* [To do]:
Wherever the word "plásticos" shows up in a line, please copy that line.

* [Task material]:

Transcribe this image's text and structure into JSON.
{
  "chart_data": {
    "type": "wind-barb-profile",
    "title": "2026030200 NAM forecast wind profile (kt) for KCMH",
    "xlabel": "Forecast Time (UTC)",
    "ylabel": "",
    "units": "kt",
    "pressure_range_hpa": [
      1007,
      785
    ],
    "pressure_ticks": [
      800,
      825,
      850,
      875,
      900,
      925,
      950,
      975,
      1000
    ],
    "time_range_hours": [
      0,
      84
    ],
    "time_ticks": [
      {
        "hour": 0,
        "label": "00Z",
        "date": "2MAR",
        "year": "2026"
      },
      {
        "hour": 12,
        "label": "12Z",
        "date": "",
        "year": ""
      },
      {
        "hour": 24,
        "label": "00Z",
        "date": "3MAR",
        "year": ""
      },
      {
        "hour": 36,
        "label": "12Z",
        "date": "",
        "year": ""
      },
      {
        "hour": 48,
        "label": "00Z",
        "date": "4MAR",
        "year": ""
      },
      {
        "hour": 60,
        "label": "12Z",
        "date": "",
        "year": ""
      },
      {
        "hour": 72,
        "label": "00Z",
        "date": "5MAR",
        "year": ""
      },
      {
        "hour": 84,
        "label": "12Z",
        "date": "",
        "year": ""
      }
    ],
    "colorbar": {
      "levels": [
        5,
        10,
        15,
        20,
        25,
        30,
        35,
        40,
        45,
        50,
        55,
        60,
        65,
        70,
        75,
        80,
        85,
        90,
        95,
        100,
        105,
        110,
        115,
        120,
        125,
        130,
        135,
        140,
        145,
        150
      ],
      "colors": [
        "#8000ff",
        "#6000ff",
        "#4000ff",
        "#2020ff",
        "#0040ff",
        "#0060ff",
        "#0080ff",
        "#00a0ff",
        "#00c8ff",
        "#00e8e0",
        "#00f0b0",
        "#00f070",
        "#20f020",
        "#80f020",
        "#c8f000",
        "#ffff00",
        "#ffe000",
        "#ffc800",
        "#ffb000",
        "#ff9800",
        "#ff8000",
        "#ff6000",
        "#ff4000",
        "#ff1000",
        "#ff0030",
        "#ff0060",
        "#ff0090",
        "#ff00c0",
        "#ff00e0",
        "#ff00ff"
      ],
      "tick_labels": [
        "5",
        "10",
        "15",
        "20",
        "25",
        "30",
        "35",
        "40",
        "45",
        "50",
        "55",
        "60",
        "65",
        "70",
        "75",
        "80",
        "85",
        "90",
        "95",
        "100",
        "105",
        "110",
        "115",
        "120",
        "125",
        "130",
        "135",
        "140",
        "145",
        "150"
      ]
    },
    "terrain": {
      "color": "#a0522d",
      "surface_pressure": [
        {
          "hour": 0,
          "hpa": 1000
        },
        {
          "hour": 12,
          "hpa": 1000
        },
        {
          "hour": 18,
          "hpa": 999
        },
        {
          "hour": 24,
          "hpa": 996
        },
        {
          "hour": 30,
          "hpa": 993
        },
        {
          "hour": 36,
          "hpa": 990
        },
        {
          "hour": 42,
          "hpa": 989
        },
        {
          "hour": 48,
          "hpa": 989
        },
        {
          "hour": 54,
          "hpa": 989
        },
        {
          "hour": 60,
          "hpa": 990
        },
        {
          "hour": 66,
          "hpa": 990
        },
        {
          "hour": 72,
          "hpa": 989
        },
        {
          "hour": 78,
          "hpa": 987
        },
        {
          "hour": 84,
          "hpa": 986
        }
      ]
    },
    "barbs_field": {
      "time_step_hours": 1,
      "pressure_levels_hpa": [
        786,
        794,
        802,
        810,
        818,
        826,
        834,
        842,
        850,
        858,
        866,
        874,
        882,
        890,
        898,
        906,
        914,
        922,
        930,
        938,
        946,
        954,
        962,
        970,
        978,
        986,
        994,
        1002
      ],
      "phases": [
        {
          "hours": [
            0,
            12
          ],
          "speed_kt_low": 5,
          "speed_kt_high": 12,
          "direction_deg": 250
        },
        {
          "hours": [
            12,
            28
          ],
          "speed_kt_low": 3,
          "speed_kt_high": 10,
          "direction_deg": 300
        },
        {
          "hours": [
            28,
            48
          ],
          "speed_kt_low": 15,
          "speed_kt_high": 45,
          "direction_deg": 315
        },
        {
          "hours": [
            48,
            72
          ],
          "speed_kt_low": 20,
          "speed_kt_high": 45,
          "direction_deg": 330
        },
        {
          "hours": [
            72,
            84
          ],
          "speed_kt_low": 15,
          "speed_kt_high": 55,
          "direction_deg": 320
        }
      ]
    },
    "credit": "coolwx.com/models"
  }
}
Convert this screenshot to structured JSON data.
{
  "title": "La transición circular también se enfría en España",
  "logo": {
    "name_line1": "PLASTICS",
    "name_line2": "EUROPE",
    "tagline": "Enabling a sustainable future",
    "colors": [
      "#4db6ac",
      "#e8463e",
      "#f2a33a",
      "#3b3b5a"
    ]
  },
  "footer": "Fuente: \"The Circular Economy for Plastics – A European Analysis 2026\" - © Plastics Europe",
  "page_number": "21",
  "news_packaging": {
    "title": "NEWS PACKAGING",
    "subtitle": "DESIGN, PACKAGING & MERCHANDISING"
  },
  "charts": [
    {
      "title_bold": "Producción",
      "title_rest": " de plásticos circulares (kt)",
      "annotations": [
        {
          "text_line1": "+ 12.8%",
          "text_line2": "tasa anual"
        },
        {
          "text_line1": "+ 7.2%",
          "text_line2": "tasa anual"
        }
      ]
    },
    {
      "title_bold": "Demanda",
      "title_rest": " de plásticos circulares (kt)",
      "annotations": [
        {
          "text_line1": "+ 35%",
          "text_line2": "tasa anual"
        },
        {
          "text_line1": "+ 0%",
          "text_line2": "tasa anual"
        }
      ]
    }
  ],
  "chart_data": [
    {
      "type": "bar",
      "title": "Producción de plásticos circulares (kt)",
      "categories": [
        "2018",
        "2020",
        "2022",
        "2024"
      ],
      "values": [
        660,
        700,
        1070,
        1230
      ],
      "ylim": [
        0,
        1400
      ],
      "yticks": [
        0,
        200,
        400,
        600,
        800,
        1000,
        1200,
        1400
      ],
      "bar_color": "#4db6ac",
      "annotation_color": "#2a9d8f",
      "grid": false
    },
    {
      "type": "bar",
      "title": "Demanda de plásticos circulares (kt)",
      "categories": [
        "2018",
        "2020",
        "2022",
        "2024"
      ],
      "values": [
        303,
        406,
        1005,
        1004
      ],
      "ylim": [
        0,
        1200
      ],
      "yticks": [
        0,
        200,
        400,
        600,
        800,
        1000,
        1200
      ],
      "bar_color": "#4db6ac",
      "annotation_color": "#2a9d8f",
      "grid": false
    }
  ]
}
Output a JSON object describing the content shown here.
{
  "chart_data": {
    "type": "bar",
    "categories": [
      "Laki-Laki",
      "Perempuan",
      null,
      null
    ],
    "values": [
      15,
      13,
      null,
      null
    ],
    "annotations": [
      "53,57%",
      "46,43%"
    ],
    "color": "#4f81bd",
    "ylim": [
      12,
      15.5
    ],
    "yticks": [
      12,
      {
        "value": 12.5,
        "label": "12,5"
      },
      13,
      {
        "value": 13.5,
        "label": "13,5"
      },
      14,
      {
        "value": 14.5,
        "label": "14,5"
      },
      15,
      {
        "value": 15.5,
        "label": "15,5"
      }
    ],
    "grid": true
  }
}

* [Full output]:
      "title_rest": " de plásticos circulares (kt)",
      "title_rest": " de plásticos circulares (kt)",
      "title": "Producción de plásticos circulares (kt)",
      "title": "Demanda de plásticos circulares (kt)",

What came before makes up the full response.